:: WRITTEN TASK ::
Pull out every line below that contains the word "after".

(Excerpts from a figure dataset)
__________
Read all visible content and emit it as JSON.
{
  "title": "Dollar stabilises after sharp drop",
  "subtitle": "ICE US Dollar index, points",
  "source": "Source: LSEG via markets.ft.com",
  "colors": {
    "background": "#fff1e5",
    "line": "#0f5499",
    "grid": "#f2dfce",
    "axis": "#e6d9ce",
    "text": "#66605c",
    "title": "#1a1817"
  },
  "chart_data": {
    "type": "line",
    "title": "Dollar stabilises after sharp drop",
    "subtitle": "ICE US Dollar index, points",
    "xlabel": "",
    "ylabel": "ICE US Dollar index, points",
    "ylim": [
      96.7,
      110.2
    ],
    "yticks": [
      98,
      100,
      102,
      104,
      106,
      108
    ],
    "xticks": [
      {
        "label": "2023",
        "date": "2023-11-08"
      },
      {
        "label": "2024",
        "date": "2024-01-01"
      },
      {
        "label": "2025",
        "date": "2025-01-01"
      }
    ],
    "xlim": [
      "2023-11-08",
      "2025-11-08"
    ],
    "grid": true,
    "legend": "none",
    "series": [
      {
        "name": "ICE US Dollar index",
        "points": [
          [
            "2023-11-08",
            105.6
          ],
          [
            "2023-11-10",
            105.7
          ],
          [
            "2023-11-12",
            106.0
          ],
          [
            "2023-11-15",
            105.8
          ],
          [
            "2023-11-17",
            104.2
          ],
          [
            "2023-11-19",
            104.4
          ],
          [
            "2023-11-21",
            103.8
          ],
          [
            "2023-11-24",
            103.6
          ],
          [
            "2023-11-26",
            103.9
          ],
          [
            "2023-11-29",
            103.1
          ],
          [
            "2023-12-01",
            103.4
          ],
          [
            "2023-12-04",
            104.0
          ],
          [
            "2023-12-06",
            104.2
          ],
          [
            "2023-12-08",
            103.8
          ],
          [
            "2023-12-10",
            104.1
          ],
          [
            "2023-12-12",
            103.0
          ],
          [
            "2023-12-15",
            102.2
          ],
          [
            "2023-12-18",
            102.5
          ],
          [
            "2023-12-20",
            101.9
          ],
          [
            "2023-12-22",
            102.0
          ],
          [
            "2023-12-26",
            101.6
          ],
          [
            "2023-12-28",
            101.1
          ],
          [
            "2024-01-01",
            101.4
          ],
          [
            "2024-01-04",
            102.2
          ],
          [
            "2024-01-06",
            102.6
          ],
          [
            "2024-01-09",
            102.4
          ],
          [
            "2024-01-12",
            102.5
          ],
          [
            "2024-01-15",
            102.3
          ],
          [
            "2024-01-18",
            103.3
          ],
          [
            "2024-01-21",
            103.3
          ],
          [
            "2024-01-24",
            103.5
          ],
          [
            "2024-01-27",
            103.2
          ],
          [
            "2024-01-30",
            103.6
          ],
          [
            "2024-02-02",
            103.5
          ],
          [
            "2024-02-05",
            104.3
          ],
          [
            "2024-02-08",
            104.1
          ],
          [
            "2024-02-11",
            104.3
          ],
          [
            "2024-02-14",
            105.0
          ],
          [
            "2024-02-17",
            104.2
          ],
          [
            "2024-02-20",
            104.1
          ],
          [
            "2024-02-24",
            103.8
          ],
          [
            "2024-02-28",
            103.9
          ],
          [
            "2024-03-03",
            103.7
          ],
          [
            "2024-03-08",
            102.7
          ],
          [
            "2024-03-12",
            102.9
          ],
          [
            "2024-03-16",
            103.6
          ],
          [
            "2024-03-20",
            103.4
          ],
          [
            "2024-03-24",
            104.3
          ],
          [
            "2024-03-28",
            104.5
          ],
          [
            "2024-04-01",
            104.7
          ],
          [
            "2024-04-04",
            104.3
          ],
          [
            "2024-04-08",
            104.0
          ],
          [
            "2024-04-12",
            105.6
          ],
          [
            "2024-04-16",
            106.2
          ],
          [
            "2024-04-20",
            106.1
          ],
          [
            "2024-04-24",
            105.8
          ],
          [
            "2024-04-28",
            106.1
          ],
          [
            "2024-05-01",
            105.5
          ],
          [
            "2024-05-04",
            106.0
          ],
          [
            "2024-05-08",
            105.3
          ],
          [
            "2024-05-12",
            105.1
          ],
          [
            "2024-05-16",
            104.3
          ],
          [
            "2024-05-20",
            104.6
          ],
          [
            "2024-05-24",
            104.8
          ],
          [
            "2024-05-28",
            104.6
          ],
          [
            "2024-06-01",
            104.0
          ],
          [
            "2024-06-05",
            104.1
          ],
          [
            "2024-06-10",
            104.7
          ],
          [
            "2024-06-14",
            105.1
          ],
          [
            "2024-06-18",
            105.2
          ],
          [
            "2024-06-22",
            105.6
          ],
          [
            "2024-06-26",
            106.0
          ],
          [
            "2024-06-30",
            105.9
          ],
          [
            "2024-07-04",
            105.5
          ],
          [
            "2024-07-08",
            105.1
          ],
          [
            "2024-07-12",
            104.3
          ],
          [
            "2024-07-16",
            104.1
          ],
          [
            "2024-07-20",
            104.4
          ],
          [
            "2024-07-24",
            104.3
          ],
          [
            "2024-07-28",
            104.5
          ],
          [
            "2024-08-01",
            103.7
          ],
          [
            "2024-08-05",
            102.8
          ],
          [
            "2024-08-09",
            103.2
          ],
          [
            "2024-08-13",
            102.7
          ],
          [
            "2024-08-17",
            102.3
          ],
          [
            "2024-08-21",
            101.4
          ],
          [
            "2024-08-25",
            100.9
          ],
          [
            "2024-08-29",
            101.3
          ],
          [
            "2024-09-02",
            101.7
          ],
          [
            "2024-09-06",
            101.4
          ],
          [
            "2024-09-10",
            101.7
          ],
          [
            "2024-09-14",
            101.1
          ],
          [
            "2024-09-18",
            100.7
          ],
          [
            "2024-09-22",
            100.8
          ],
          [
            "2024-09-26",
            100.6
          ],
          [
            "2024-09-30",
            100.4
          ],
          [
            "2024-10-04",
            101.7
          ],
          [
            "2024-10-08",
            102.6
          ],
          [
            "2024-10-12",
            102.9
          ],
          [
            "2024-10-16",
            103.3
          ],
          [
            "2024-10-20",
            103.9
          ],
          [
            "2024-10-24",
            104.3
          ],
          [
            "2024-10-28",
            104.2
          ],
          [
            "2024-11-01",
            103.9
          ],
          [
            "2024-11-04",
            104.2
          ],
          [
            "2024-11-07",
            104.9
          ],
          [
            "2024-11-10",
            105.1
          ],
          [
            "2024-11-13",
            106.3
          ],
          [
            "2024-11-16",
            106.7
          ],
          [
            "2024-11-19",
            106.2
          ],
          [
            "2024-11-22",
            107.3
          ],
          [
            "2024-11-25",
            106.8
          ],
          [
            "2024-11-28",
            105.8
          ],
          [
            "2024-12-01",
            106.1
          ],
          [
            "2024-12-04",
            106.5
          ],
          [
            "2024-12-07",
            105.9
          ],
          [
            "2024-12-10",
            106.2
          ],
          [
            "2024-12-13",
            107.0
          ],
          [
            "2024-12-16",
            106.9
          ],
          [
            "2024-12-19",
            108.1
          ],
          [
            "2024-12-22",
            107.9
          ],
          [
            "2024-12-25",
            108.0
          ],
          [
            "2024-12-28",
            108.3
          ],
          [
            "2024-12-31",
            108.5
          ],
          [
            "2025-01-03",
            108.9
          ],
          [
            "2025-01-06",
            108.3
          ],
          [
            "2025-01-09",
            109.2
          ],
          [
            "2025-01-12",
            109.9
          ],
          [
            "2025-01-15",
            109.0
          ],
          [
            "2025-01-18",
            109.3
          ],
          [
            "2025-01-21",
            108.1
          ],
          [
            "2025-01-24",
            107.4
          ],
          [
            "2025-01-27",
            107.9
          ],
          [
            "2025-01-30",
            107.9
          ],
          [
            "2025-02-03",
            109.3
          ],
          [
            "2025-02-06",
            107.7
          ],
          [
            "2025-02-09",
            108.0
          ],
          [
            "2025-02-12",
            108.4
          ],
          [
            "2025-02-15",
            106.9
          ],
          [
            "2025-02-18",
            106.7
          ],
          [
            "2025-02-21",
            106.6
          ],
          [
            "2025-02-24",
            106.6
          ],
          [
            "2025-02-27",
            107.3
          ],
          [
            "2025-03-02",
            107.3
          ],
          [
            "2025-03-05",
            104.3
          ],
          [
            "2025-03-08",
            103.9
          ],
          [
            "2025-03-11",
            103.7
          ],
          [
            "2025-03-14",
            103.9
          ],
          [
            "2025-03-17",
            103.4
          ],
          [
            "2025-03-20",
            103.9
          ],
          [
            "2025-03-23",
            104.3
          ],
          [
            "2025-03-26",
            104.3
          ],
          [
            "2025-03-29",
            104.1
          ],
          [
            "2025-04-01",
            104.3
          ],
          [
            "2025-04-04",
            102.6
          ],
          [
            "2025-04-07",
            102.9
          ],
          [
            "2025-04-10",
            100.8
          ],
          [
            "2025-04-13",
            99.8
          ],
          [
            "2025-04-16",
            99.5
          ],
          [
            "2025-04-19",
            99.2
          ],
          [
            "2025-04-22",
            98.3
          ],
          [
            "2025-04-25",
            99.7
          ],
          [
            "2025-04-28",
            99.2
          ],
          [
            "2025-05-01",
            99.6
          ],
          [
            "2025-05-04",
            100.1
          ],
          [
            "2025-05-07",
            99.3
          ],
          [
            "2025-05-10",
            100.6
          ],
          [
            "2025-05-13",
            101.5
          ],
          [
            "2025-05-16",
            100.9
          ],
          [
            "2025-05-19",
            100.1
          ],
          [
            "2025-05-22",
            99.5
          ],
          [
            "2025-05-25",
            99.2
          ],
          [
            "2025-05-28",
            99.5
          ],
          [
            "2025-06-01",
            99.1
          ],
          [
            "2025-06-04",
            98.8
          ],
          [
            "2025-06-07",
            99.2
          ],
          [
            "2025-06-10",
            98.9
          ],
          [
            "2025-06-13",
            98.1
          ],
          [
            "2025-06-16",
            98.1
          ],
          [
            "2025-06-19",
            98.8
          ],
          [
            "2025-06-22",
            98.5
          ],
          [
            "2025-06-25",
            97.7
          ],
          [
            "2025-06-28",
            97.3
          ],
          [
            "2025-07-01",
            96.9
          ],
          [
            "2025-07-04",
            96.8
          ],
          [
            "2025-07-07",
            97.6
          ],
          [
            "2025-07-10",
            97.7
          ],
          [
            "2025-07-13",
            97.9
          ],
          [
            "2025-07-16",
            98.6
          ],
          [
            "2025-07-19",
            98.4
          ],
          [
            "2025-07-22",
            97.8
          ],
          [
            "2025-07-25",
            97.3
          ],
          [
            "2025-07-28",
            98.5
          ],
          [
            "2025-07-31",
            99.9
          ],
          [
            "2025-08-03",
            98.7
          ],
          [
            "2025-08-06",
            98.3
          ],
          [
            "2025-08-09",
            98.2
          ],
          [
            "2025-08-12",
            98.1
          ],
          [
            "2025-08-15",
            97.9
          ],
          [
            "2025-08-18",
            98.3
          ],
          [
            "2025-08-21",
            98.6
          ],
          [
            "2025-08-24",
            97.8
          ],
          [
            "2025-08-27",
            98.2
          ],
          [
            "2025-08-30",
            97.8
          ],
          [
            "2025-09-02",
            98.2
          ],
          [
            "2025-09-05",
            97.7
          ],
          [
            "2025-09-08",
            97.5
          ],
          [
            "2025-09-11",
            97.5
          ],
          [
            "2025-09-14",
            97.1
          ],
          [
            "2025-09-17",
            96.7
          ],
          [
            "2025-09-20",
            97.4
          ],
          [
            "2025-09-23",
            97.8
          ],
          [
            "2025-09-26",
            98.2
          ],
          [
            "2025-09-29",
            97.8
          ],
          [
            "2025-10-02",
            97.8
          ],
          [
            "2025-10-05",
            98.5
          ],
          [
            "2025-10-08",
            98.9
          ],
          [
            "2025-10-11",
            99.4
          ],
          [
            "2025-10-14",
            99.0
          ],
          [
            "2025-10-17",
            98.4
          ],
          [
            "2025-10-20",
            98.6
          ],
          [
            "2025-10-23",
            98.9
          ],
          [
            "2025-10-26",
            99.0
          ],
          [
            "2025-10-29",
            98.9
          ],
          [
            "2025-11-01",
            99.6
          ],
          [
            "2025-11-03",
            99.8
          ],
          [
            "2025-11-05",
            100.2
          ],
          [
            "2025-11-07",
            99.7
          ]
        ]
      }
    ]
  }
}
__________
:: SOLUTION TO THIS EXERCISE ::
  "title": "Dollar stabilises after sharp drop",
    "title": "Dollar stabilises after sharp drop",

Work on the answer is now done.